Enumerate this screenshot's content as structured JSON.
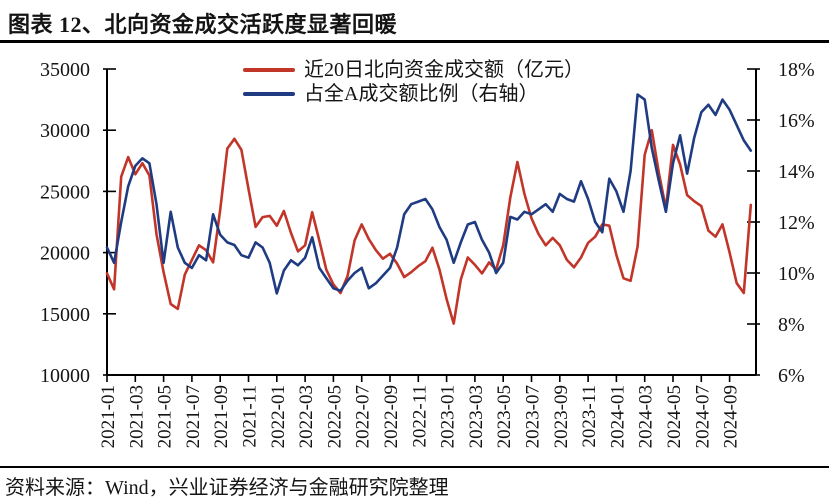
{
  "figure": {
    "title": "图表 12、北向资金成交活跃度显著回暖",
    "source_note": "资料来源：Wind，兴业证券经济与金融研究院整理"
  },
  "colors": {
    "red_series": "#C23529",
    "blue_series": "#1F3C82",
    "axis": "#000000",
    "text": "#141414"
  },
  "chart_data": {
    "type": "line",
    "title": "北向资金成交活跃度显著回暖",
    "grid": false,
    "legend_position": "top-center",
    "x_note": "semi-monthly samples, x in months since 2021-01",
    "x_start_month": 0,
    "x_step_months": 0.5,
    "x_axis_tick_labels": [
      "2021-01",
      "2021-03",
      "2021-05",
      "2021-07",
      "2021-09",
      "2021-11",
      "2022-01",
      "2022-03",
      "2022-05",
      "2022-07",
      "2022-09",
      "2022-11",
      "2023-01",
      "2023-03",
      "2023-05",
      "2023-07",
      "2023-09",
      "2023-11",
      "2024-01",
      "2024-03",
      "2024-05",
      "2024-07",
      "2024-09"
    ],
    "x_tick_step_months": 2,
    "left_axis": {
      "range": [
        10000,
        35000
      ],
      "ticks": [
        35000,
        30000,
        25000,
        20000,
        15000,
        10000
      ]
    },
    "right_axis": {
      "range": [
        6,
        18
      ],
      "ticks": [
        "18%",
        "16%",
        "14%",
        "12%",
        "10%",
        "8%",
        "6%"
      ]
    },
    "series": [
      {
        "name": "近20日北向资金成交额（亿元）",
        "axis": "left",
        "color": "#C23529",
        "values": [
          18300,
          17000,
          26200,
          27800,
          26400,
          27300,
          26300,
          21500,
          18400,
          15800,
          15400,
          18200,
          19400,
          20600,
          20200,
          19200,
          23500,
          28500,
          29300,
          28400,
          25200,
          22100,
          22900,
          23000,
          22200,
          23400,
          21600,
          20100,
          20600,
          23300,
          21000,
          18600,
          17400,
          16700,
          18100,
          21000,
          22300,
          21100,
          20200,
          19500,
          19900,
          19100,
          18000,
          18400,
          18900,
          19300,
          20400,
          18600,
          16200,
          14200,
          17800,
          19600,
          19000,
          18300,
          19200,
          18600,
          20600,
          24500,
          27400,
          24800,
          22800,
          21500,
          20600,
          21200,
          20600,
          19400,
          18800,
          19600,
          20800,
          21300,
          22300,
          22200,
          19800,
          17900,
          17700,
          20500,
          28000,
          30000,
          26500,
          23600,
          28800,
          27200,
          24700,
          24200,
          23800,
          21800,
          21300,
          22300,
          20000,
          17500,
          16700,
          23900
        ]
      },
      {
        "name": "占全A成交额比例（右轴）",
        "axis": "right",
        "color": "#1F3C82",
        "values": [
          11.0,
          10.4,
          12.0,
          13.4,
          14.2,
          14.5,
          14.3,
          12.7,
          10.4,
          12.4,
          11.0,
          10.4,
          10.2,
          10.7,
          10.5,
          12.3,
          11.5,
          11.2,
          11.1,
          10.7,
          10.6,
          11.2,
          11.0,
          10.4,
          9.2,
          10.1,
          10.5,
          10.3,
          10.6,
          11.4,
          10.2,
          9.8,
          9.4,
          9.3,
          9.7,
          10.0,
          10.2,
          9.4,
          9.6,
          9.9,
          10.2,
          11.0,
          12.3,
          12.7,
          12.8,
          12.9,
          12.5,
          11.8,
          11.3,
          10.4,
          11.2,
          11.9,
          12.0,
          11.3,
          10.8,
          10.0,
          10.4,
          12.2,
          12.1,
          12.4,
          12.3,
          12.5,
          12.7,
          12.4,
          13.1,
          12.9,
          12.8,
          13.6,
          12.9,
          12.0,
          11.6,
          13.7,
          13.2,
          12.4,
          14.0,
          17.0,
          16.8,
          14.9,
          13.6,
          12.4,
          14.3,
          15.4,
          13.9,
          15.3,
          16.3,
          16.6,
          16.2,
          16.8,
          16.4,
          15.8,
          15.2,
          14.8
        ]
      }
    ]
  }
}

□ □ □ □ □ □ □

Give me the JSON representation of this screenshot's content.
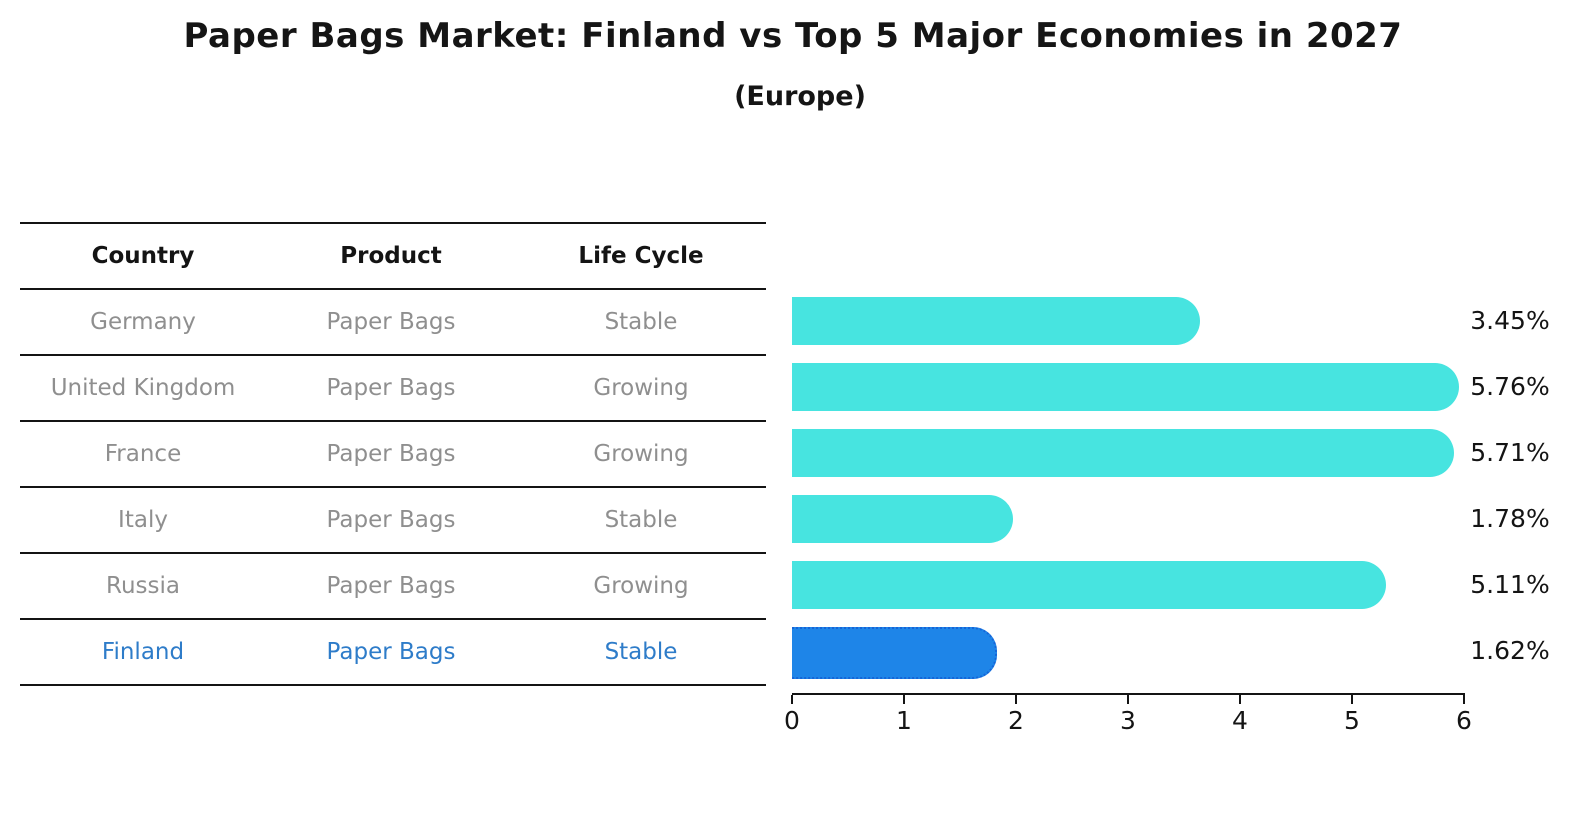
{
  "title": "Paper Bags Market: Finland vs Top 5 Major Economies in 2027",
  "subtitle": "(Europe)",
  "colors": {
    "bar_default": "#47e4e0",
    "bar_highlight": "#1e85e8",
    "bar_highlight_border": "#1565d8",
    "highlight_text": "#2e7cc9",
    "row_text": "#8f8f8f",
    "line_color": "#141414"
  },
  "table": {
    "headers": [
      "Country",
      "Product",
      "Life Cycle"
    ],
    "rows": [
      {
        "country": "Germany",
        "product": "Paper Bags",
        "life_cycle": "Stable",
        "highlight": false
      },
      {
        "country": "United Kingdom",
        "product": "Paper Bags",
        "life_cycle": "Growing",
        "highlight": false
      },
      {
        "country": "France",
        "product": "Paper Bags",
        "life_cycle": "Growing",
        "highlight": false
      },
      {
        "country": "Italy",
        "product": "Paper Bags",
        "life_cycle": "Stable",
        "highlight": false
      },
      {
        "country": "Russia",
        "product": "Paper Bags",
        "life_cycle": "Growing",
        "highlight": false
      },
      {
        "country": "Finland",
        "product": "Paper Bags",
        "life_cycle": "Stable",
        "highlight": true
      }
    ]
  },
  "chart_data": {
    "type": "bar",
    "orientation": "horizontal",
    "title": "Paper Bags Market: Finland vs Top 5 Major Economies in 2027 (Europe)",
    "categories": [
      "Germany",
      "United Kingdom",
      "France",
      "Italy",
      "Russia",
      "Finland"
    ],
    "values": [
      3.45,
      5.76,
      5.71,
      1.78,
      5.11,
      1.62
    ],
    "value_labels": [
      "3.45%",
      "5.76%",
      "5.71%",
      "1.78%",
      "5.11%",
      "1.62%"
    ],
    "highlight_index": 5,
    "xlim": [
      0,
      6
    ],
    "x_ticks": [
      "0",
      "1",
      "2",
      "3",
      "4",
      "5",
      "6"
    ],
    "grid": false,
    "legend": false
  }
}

□ □ □ □ □ □ □

Check the data for the word "Market" and pull out the lines that have it.

[Finished answer]
  "title": "Paper Bags Market: Finland vs Top 5 Major Economies in 2027",
    "title": "Paper Bags Market: Finland vs Top 5 Major Economies in 2027 (Europe)",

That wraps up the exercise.